====== Exercise material ======
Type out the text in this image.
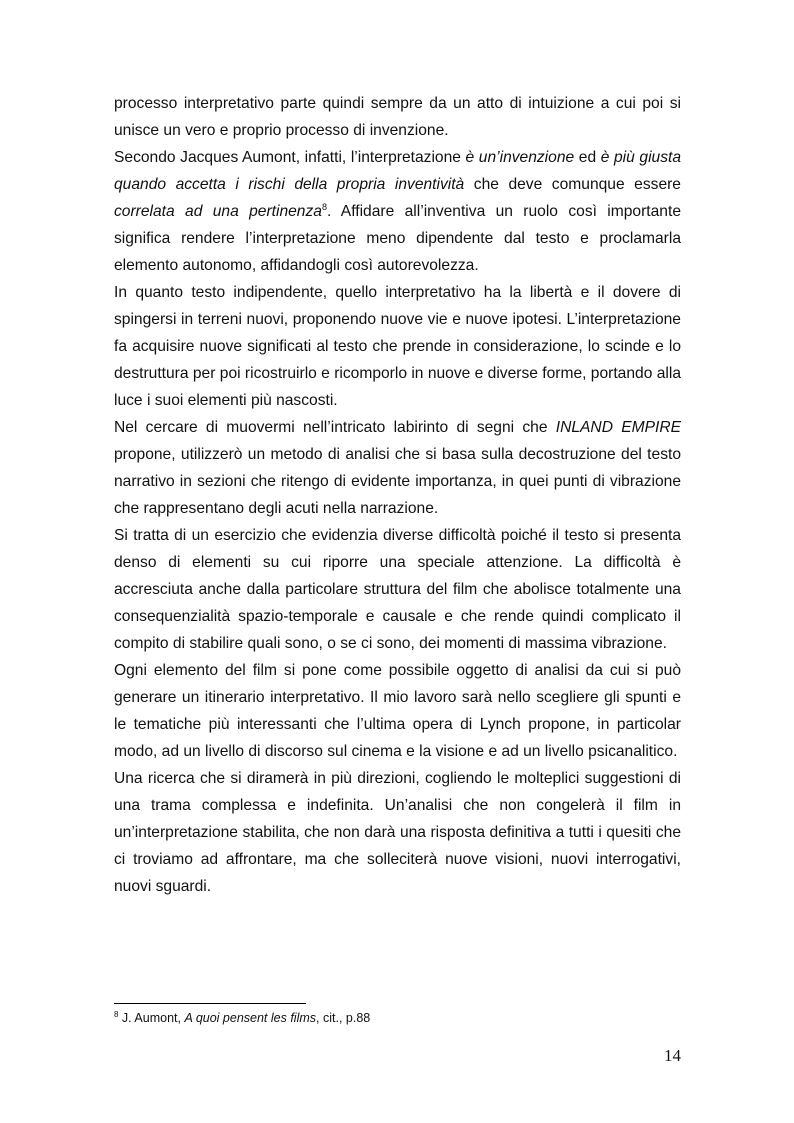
processo interpretativo parte quindi sempre da un atto di intuizione a cui poi si unisce un vero e proprio processo di invenzione.

Secondo Jacques Aumont, infatti, l’interpretazione è un’invenzione ed è più giusta quando accetta i rischi della propria inventività che deve comunque essere correlata ad una pertinenza$^8$. Affidare all’inventiva un ruolo così importante significa rendere l’interpretazione meno dipendente dal testo e proclamarla elemento autonomo, affidandogli così autorevolezza.

In quanto testo indipendente, quello interpretativo ha la libertà e il dovere di spingersi in terreni nuovi, proponendo nuove vie e nuove ipotesi. L’interpretazione fa acquisire nuove significati al testo che prende in considerazione, lo scinde e lo destruttura per poi ricostruirlo e ricomporlo in nuove e diverse forme, portando alla luce i suoi elementi più nascosti.

Nel cercare di muovermi nell’intricato labirinto di segni che INLAND EMPIRE propone, utilizzerò un metodo di analisi che si basa sulla decostruzione del testo narrativo in sezioni che ritengo di evidente importanza, in quei punti di vibrazione che rappresentano degli acuti nella narrazione.

Si tratta di un esercizio che evidenzia diverse difficoltà poiché il testo si presenta denso di elementi su cui riporre una speciale attenzione. La difficoltà è accresciuta anche dalla particolare struttura del film che abolisce totalmente una consequenzialità spazio-temporale e causale e che rende quindi complicato il compito di stabilire quali sono, o se ci sono, dei momenti di massima vibrazione.

Ogni elemento del film si pone come possibile oggetto di analisi da cui si può generare un itinerario interpretativo. Il mio lavoro sarà nello scegliere gli spunti e le tematiche più interessanti che l’ultima opera di Lynch propone, in particolar modo, ad un livello di discorso sul cinema e la visione e ad un livello psicanalitico.

Una ricerca che si diramerà in più direzioni, cogliendo le molteplici suggestioni di una trama complessa e indefinita. Un’analisi che non congelerà il film in un’interpretazione stabilita, che non darà una risposta definitiva a tutti i quesiti che ci troviamo ad affrontare, ma che solleciterà nuove visioni, nuovi interrogativi, nuovi sguardi.

$^8$ J. Aumont, A quoi pensent les films, cit., p.88
14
======
Lines that hold "Aumont" are the ones to copy; find all of them.

Secondo Jacques Aumont, infatti, l’interpretazione è un’invenzione ed è più giusta quando accetta i rischi della propria inventività che deve comunque essere correlata ad una pertinenza$^8$. Affidare all’inventiva un ruolo così importante significa rendere l’interpretazione meno dipendente dal testo e proclamarla elemento autonomo, affidandogli così autorevolezza.
$^8$ J. Aumont, A quoi pensent les films, cit., p.88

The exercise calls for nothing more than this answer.